Stated task:
Look through the records below and collect all lines that hold the string "text".

Records from a collection of figures:
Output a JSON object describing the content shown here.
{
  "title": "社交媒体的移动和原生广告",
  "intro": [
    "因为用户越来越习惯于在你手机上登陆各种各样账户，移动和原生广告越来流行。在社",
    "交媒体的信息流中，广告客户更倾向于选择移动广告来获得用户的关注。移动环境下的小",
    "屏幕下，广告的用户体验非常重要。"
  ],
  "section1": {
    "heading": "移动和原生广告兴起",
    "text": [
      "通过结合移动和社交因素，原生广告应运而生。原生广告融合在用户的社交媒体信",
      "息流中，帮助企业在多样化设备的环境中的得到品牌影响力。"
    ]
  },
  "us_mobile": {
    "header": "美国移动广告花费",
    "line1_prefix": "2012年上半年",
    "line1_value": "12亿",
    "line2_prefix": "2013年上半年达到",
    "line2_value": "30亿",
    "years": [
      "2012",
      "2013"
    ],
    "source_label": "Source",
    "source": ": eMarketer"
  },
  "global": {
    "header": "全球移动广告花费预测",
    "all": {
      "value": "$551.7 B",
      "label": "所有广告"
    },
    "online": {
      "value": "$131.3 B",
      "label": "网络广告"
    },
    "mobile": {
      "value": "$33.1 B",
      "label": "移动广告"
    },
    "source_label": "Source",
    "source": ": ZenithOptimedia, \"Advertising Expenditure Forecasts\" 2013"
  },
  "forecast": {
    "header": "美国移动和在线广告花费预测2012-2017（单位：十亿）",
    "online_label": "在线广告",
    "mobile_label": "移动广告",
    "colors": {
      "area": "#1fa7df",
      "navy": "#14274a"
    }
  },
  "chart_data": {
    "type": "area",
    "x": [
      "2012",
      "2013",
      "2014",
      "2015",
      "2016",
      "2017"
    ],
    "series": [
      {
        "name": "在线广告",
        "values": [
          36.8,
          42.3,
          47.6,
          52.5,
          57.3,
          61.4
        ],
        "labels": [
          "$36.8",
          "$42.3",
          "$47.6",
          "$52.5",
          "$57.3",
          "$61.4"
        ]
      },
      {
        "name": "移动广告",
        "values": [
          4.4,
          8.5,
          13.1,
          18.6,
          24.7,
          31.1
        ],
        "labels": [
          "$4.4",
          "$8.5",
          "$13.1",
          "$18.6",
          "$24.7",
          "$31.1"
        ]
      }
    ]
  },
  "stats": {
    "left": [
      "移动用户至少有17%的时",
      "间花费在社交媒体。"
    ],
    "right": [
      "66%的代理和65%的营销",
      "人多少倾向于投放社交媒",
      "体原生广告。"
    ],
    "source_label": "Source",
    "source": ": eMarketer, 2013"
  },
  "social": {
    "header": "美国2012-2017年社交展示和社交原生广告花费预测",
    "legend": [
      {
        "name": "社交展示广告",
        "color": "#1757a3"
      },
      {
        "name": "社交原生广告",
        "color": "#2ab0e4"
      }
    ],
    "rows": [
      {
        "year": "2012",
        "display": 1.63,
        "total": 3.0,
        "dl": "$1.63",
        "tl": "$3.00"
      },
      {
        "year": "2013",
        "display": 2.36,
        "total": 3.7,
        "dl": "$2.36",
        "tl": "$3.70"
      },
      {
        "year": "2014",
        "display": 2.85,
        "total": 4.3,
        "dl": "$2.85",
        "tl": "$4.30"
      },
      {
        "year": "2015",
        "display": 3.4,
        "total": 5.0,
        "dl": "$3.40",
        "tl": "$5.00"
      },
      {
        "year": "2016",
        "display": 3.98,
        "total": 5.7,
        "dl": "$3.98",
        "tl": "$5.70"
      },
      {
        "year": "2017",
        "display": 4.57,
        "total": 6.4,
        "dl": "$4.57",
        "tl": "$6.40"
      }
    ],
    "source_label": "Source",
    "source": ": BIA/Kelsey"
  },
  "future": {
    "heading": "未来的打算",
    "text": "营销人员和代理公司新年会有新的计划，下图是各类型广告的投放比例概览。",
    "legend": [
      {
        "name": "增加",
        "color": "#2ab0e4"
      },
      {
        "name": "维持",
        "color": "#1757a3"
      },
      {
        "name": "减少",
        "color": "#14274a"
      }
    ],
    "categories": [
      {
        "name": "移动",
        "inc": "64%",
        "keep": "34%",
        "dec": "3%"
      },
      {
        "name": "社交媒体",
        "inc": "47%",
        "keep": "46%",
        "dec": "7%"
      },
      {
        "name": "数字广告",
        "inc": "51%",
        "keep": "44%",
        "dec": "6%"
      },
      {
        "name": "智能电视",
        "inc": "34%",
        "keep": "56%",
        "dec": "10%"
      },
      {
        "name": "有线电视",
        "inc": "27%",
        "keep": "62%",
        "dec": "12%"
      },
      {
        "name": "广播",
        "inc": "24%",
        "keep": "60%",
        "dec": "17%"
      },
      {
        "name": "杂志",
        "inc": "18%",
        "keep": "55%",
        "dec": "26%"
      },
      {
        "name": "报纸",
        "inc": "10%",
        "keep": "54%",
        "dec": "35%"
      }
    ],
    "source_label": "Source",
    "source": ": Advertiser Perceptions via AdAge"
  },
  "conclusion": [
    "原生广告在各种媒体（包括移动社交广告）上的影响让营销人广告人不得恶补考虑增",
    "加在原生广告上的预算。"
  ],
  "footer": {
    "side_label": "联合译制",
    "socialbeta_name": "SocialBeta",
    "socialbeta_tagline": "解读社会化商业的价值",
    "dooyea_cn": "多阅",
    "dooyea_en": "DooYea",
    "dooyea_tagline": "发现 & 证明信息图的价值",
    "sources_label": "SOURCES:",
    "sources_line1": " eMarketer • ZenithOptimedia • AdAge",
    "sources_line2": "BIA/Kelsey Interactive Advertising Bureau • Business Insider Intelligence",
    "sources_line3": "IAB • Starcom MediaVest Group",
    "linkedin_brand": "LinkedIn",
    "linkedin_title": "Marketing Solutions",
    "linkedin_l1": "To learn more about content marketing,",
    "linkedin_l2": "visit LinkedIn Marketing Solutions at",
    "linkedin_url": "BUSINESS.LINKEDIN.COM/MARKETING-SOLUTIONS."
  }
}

Solution for this problem:
    "text": [
    "text": "营销人员和代理公司新年会有新的计划，下图是各类型广告的投放比例概览。",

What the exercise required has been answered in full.